=== LISTED ENTRIES ===
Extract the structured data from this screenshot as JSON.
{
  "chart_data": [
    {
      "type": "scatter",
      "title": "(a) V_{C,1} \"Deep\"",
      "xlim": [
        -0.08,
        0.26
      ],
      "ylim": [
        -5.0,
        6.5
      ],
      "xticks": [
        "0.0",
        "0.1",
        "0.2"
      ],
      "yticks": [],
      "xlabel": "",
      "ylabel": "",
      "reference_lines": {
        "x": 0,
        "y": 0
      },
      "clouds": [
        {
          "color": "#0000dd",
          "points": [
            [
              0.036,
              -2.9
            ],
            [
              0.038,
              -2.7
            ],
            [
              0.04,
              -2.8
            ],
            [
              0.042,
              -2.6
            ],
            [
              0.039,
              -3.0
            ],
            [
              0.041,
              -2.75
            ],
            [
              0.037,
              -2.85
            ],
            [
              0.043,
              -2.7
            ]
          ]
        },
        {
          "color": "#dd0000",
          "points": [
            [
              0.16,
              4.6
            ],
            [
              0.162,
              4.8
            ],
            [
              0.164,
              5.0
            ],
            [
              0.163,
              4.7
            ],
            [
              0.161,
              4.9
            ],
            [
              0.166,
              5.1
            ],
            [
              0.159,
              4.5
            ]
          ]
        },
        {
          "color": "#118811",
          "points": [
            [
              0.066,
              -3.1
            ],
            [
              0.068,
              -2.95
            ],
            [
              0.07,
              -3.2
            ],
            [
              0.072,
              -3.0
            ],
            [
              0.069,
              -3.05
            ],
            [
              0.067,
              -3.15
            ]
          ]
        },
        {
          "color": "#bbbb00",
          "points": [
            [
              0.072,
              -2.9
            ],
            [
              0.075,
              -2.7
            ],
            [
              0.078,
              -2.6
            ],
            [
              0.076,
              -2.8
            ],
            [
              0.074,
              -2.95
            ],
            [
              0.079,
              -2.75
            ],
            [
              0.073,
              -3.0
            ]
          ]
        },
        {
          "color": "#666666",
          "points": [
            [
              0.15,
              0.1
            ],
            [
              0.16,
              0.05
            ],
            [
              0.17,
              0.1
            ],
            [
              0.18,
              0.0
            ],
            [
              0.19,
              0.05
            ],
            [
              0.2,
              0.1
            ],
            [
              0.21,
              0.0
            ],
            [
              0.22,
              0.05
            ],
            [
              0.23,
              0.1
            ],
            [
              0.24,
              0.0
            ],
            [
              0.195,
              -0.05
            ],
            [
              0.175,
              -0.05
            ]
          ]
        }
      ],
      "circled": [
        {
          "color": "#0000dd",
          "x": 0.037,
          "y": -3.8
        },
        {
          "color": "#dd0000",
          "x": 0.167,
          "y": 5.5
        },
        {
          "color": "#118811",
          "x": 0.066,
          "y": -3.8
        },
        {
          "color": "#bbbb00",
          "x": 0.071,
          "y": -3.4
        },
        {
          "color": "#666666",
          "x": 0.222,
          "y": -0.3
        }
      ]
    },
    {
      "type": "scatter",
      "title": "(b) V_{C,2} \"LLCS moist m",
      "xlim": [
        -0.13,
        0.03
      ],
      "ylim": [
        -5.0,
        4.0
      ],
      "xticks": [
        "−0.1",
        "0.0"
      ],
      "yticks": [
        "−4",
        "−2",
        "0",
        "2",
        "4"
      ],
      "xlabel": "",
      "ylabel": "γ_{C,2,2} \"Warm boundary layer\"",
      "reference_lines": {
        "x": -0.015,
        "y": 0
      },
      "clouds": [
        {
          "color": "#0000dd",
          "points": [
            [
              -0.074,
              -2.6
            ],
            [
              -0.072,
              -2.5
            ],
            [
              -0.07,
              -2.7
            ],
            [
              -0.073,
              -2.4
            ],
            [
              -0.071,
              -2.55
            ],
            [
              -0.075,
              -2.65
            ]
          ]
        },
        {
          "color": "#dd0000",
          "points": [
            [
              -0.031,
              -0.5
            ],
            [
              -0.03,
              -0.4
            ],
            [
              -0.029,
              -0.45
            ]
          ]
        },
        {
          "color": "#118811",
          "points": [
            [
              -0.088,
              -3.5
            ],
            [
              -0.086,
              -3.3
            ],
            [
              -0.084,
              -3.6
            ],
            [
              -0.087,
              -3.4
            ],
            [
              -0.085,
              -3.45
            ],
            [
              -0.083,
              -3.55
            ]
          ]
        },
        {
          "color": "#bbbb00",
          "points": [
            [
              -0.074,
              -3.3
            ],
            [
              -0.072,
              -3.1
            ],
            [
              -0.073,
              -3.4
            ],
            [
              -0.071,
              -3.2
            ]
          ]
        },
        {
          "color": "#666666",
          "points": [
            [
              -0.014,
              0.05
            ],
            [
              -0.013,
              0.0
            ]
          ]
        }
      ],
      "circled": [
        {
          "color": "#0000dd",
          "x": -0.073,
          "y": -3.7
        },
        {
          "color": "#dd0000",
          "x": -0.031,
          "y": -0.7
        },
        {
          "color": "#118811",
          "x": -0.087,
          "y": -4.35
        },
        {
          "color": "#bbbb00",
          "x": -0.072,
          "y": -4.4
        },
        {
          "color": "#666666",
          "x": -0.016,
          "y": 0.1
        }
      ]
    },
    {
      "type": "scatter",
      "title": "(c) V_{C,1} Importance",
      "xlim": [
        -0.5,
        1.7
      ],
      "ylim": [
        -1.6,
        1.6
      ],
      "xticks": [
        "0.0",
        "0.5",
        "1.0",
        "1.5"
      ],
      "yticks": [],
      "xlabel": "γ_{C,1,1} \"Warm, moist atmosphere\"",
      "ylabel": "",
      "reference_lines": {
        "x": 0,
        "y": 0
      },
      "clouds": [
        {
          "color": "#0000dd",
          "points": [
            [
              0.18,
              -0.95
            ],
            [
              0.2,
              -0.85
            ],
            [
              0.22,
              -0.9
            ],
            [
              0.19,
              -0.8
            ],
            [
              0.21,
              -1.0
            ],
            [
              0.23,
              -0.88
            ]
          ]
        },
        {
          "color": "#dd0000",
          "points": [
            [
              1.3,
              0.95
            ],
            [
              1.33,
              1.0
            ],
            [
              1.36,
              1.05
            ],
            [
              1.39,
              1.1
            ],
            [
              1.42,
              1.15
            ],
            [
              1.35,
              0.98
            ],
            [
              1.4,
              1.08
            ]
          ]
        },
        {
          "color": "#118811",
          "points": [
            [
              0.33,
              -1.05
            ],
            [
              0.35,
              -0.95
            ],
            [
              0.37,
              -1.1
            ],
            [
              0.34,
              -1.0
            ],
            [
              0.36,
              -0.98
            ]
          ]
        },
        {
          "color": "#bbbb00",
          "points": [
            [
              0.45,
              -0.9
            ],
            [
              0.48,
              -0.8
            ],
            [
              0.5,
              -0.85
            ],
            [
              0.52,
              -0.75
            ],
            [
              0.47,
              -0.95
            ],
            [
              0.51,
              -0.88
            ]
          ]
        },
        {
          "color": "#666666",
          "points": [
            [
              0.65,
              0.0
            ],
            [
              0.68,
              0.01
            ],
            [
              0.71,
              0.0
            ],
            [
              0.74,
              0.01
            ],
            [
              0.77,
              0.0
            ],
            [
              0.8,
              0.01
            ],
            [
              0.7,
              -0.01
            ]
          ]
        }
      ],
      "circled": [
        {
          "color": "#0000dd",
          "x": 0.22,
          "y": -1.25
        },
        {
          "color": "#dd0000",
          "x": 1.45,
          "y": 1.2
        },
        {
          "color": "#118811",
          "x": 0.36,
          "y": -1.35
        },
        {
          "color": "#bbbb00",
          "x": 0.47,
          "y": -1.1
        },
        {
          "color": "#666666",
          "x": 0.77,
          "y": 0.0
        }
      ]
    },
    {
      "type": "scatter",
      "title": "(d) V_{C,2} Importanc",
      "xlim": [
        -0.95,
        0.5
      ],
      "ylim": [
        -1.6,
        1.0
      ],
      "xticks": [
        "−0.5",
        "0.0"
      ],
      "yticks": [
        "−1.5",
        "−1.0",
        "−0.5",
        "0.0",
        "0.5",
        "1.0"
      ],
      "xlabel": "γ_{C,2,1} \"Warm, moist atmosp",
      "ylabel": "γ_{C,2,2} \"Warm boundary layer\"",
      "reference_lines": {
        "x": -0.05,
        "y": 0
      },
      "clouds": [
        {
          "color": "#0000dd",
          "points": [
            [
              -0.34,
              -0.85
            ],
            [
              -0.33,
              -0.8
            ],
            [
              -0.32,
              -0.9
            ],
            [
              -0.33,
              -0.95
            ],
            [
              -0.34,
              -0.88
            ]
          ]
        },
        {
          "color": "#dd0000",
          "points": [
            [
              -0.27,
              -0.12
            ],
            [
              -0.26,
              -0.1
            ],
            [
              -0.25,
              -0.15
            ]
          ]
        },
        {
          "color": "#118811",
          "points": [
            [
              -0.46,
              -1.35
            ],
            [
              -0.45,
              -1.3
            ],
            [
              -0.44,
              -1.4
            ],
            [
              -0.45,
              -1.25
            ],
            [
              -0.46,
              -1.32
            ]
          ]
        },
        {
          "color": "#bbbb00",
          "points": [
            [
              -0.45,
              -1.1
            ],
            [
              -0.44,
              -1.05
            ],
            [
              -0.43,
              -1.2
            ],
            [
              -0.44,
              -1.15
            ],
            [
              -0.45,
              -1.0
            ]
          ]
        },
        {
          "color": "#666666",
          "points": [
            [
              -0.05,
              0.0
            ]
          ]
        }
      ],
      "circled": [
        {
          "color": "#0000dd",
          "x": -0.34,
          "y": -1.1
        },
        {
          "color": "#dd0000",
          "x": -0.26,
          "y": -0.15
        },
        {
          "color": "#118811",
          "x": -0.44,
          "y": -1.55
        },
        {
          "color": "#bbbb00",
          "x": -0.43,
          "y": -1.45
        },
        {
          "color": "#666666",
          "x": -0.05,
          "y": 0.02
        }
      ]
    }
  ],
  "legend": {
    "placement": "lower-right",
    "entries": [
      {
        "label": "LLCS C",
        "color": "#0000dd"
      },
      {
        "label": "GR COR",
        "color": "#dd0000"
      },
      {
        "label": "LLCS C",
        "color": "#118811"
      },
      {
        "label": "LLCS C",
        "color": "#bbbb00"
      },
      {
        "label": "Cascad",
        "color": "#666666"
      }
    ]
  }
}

=== WRITTEN EXERCISE ===
Copy each line from the data above that includes "title".

=== EXERCISE OUTPUT ===
      "title": "(a) V_{C,1} \"Deep\"",
      "title": "(b) V_{C,2} \"LLCS moist m",
      "title": "(c) V_{C,1} Importance",
      "title": "(d) V_{C,2} Importanc",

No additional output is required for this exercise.